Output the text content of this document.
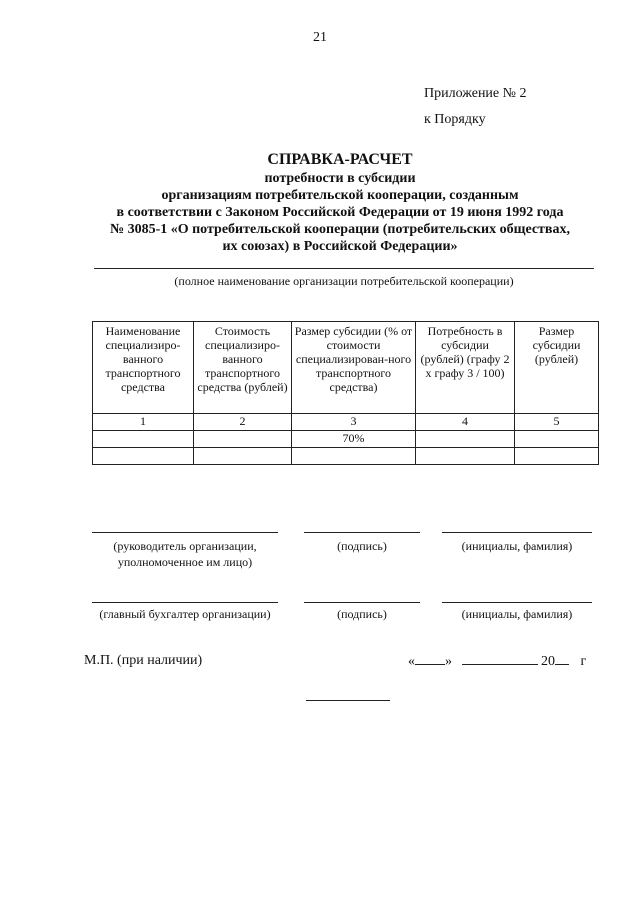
21
Приложение № 2
к Порядку
СПРАВКА-РАСЧЕТ
потребности в субсидии
организациям потребительской кооперации, созданным
в соответствии с Законом Российской Федерации от 19 июня 1992 года
№ 3085-1 «О потребительской кооперации (потребительских обществах,
их союзах) в Российской Федерации»
(полное наименование организации потребительской кооперации)
Наименование специализиро-ванного транспортного средства	Стоимость специализиро-ванного транспортного средства (рублей)	Размер субсидии (% от стоимости специализирован-ного транспортного средства)	Потребность в субсидии (рублей) (графу 2 х графу 3 / 100)	Размер субсидии (рублей)
1	2	3	4	5
		70%		

(руководитель организации, уполномоченное им лицо)
(подпись)	(инициалы, фамилия)
(главный бухгалтер организации)	(подпись)	(инициалы, фамилия)
М.П. (при наличии)	« »	20 г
* * * * * * *
**Directions**. State how many lines in the records above contain the word "организации", giving only the number.

**The response**. 3